▶ [Data for processing]:
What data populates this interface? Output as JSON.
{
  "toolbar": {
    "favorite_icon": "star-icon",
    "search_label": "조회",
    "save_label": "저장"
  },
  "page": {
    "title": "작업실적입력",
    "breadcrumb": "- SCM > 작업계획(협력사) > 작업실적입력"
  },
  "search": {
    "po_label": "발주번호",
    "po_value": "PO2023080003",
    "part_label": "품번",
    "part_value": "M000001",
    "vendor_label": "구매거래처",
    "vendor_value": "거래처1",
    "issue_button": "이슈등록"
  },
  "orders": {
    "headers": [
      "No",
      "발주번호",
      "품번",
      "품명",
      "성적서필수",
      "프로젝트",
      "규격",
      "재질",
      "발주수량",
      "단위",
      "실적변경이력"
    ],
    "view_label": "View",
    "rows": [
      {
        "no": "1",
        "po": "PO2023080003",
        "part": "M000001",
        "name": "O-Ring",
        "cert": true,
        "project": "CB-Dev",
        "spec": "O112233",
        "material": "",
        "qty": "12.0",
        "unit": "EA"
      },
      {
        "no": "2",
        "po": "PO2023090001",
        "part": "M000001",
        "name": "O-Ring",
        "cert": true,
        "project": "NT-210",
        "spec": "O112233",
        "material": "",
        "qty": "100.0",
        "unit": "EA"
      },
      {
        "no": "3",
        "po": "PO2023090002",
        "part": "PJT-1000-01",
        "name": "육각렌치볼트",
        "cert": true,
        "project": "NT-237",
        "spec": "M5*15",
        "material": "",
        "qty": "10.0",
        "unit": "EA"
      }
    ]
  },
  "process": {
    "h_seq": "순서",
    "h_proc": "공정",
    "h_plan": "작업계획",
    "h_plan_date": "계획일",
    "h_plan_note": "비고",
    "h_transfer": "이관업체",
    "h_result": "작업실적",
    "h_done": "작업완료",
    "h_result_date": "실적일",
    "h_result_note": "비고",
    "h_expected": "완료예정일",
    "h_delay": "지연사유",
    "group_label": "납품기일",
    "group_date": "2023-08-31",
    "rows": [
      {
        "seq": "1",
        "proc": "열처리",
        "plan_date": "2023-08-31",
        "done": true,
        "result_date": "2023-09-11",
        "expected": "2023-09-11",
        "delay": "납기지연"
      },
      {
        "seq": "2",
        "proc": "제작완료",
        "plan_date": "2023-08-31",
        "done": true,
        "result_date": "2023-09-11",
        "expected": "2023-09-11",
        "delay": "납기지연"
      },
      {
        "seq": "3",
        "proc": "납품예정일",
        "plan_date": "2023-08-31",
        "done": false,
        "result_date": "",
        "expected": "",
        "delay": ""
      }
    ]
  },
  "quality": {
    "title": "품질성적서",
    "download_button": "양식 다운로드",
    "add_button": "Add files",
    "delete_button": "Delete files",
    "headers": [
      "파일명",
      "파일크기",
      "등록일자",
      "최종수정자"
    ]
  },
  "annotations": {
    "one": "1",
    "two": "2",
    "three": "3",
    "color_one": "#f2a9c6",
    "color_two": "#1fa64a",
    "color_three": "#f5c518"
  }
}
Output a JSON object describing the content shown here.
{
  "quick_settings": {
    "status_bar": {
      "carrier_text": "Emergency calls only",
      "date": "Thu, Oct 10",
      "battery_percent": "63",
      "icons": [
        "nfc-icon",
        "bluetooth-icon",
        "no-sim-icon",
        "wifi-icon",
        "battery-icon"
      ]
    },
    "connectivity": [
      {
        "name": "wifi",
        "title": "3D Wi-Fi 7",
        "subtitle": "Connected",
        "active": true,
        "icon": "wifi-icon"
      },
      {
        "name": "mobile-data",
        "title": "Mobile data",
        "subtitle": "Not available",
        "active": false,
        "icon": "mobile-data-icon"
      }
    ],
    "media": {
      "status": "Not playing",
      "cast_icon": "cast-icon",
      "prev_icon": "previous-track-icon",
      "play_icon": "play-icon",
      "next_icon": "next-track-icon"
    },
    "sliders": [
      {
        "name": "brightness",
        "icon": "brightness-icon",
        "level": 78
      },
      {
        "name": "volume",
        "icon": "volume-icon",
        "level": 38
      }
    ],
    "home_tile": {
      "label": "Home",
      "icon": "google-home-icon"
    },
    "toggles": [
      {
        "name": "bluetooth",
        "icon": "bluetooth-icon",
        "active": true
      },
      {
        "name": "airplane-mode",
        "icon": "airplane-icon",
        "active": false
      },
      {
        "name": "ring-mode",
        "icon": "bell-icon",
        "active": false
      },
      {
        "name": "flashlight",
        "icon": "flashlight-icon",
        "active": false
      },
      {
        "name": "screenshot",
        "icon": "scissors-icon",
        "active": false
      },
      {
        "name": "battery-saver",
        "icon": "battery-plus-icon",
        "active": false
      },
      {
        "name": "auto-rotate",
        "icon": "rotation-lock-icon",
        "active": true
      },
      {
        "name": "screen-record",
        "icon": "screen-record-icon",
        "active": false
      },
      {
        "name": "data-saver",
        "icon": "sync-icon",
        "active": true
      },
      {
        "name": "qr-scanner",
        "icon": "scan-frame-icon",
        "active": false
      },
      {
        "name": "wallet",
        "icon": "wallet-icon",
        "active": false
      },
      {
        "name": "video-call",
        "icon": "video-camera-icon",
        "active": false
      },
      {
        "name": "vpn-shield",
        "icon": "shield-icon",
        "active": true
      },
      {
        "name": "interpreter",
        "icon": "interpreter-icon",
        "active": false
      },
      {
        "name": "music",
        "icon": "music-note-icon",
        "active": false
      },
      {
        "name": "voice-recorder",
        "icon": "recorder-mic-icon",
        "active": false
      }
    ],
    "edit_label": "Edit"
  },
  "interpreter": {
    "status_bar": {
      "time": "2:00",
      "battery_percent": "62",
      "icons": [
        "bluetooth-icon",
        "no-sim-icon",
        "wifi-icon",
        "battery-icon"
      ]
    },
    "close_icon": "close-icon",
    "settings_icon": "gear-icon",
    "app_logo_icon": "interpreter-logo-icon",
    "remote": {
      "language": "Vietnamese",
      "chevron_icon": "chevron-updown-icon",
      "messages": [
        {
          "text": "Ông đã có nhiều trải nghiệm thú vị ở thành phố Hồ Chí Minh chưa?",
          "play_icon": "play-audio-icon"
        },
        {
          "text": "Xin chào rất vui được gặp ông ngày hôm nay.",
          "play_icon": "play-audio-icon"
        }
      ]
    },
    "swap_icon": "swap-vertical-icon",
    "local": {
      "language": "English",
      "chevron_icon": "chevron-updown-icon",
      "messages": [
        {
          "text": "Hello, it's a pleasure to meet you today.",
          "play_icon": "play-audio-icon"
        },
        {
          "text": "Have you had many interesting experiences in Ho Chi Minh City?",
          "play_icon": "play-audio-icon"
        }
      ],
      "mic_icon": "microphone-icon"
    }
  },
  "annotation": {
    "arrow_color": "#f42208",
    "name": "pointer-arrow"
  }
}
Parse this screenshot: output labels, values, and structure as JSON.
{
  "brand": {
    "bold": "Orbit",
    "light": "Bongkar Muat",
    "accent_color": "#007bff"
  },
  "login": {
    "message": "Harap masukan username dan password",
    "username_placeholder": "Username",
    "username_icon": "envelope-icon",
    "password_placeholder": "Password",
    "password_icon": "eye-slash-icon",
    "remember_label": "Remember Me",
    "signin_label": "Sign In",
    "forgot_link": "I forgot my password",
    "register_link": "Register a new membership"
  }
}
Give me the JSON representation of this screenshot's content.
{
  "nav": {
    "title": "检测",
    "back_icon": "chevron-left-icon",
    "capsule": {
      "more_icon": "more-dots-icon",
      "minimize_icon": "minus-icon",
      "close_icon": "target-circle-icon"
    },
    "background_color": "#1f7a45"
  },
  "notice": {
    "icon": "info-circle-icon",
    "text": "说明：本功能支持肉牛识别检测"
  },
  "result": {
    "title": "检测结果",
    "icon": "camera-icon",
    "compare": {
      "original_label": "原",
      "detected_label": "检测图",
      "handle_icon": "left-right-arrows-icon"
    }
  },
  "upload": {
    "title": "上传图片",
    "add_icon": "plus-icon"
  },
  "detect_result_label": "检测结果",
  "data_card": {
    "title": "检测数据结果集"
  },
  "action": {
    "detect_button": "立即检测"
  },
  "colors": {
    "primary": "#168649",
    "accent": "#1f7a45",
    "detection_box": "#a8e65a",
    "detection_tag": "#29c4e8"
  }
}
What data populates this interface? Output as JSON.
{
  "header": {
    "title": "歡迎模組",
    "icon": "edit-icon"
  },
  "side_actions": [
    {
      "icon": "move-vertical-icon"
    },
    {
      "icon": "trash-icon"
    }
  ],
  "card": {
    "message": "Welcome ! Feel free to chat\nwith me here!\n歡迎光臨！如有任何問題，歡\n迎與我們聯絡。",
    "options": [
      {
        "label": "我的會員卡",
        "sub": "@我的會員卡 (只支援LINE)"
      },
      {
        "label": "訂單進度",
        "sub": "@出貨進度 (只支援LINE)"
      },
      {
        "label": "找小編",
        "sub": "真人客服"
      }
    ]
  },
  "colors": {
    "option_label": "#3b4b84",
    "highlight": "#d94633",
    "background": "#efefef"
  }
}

▶ [Exercise directions]:
Find how many lines of the entries contain "screenshot". Respond with the number only.

▶ [Written solution]:
3